WHAT TO PRODUCE: Write out every entry exactly as it appears.
____________________
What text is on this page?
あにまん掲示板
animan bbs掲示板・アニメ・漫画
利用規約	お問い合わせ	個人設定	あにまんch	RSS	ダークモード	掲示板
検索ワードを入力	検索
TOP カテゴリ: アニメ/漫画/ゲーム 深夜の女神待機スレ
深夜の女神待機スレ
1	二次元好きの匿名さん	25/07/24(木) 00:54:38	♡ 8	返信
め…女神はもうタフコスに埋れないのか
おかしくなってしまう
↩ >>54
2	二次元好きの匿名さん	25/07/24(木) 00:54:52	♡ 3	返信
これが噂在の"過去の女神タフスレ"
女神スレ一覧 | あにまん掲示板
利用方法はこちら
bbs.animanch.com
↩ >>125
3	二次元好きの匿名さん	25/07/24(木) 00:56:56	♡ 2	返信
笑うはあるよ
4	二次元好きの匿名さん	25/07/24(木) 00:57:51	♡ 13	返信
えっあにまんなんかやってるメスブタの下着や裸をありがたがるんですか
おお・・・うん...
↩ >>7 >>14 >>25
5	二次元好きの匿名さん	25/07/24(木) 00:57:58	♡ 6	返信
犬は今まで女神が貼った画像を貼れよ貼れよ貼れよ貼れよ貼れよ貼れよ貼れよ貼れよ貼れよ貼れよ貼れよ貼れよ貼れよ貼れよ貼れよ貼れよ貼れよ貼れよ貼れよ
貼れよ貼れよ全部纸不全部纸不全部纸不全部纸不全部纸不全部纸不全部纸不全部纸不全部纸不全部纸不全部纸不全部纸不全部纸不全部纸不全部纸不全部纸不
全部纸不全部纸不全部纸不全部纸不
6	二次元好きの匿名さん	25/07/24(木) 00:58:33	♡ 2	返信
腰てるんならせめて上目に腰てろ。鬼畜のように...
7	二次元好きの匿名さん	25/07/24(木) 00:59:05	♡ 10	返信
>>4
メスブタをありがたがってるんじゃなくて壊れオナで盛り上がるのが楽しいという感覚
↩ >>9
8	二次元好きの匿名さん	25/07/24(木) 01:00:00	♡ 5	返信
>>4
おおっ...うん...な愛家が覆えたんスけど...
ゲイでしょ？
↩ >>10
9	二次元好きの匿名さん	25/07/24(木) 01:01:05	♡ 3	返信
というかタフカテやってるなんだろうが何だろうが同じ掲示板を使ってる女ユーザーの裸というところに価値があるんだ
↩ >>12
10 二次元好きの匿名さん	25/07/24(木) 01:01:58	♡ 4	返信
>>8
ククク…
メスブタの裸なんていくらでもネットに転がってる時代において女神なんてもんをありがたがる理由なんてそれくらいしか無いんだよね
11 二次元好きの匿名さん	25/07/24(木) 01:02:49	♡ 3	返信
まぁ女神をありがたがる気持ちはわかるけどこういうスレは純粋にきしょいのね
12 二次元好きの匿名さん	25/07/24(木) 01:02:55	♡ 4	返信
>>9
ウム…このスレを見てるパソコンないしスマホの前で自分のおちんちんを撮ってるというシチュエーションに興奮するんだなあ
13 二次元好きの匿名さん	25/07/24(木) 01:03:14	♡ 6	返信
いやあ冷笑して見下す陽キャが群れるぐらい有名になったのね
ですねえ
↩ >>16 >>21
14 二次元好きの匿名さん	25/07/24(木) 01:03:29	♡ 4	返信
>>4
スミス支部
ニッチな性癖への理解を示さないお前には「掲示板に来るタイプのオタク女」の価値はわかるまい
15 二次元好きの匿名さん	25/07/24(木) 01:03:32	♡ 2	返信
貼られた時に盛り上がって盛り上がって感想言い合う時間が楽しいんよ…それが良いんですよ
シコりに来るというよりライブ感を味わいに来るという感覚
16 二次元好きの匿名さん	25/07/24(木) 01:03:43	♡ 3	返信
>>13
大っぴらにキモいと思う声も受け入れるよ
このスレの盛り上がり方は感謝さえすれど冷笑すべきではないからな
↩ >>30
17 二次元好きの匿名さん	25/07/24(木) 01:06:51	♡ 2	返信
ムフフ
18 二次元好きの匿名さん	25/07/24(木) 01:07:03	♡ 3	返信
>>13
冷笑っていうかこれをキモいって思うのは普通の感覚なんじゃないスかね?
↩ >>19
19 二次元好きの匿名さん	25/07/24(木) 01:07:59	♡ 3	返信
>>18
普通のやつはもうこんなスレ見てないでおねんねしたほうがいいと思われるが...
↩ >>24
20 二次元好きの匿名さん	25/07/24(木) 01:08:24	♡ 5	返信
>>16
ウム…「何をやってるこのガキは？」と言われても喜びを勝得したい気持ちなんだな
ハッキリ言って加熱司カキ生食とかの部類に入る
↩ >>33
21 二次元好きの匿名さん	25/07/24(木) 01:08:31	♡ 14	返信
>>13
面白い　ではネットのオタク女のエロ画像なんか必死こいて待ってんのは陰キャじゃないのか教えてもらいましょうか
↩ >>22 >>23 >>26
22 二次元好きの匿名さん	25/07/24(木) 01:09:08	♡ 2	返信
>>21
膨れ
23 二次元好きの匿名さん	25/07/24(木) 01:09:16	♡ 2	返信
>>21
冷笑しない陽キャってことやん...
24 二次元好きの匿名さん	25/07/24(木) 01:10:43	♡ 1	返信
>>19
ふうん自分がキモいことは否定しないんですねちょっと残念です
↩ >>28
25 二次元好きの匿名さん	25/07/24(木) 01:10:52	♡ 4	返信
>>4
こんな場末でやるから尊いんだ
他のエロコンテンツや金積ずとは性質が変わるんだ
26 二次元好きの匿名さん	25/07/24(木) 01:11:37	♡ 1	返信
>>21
____________________
RESULT FOR THIS EXERCISE:
What text is on this page?
あにまん掲示板
animan bbs掲示板・アニメ・漫画
利用規約	お問い合わせ	個人設定	あにまんch	RSS	ダークモード	掲示板
検索ワードを入力	検索
TOP カテゴリ: アニメ/漫画/ゲーム 深夜の女神待機スレ
深夜の女神待機スレ
1	二次元好きの匿名さん	25/07/24(木) 00:54:38	♡ 8	返信
め…女神はもうタフコスに埋れないのか
おかしくなってしまう
↩ >>54
2	二次元好きの匿名さん	25/07/24(木) 00:54:52	♡ 3	返信
これが噂在の"過去の女神タフスレ"
女神スレ一覧 | あにまん掲示板
利用方法はこちら
bbs.animanch.com
↩ >>125
3	二次元好きの匿名さん	25/07/24(木) 00:56:56	♡ 2	返信
笑うはあるよ
4	二次元好きの匿名さん	25/07/24(木) 00:57:51	♡ 13	返信
えっあにまんなんかやってるメスブタの下着や裸をありがたがるんですか
おお・・・うん...
↩ >>7 >>14 >>25
5	二次元好きの匿名さん	25/07/24(木) 00:57:58	♡ 6	返信
犬は今まで女神が貼った画像を貼れよ貼れよ貼れよ貼れよ貼れよ貼れよ貼れよ貼れよ貼れよ貼れよ貼れよ貼れよ貼れよ貼れよ貼れよ貼れよ貼れよ貼れよ貼れよ
貼れよ貼れよ全部纸不全部纸不全部纸不全部纸不全部纸不全部纸不全部纸不全部纸不全部纸不全部纸不全部纸不全部纸不全部纸不全部纸不全部纸不全部纸不
全部纸不全部纸不全部纸不全部纸不
6	二次元好きの匿名さん	25/07/24(木) 00:58:33	♡ 2	返信
腰てるんならせめて上目に腰てろ。鬼畜のように...
7	二次元好きの匿名さん	25/07/24(木) 00:59:05	♡ 10	返信
>>4
メスブタをありがたがってるんじゃなくて壊れオナで盛り上がるのが楽しいという感覚
↩ >>9
8	二次元好きの匿名さん	25/07/24(木) 01:00:00	♡ 5	返信
>>4
おおっ...うん...な愛家が覆えたんスけど...
ゲイでしょ？
↩ >>10
9	二次元好きの匿名さん	25/07/24(木) 01:01:05	♡ 3	返信
というかタフカテやってるなんだろうが何だろうが同じ掲示板を使ってる女ユーザーの裸というところに価値があるんだ
↩ >>12
10 二次元好きの匿名さん	25/07/24(木) 01:01:58	♡ 4	返信
>>8
ククク…
メスブタの裸なんていくらでもネットに転がってる時代において女神なんてもんをありがたがる理由なんてそれくらいしか無いんだよね
11 二次元好きの匿名さん	25/07/24(木) 01:02:49	♡ 3	返信
まぁ女神をありがたがる気持ちはわかるけどこういうスレは純粋にきしょいのね
12 二次元好きの匿名さん	25/07/24(木) 01:02:55	♡ 4	返信
>>9
ウム…このスレを見てるパソコンないしスマホの前で自分のおちんちんを撮ってるというシチュエーションに興奮するんだなあ
13 二次元好きの匿名さん	25/07/24(木) 01:03:14	♡ 6	返信
いやあ冷笑して見下す陽キャが群れるぐらい有名になったのね
ですねえ
↩ >>16 >>21
14 二次元好きの匿名さん	25/07/24(木) 01:03:29	♡ 4	返信
>>4
スミス支部
ニッチな性癖への理解を示さないお前には「掲示板に来るタイプのオタク女」の価値はわかるまい
15 二次元好きの匿名さん	25/07/24(木) 01:03:32	♡ 2	返信
貼られた時に盛り上がって盛り上がって感想言い合う時間が楽しいんよ…それが良いんですよ
シコりに来るというよりライブ感を味わいに来るという感覚
16 二次元好きの匿名さん	25/07/24(木) 01:03:43	♡ 3	返信
>>13
大っぴらにキモいと思う声も受け入れるよ
このスレの盛り上がり方は感謝さえすれど冷笑すべきではないからな
↩ >>30
17 二次元好きの匿名さん	25/07/24(木) 01:06:51	♡ 2	返信
ムフフ
18 二次元好きの匿名さん	25/07/24(木) 01:07:03	♡ 3	返信
>>13
冷笑っていうかこれをキモいって思うのは普通の感覚なんじゃないスかね?
↩ >>19
19 二次元好きの匿名さん	25/07/24(木) 01:07:59	♡ 3	返信
>>18
普通のやつはもうこんなスレ見てないでおねんねしたほうがいいと思われるが...
↩ >>24
20 二次元好きの匿名さん	25/07/24(木) 01:08:24	♡ 5	返信
>>16
ウム…「何をやってるこのガキは？」と言われても喜びを勝得したい気持ちなんだな
ハッキリ言って加熱司カキ生食とかの部類に入る
↩ >>33
21 二次元好きの匿名さん	25/07/24(木) 01:08:31	♡ 14	返信
>>13
面白い　ではネットのオタク女のエロ画像なんか必死こいて待ってんのは陰キャじゃないのか教えてもらいましょうか
↩ >>22 >>23 >>26
22 二次元好きの匿名さん	25/07/24(木) 01:09:08	♡ 2	返信
>>21
膨れ
23 二次元好きの匿名さん	25/07/24(木) 01:09:16	♡ 2	返信
>>21
冷笑しない陽キャってことやん...
24 二次元好きの匿名さん	25/07/24(木) 01:10:43	♡ 1	返信
>>19
ふうん自分がキモいことは否定しないんですねちょっと残念です
↩ >>28
25 二次元好きの匿名さん	25/07/24(木) 01:10:52	♡ 4	返信
>>4
こんな場末でやるから尊いんだ
他のエロコンテンツや金積ずとは性質が変わるんだ
26 二次元好きの匿名さん	25/07/24(木) 01:11:37	♡ 1	返信
>>21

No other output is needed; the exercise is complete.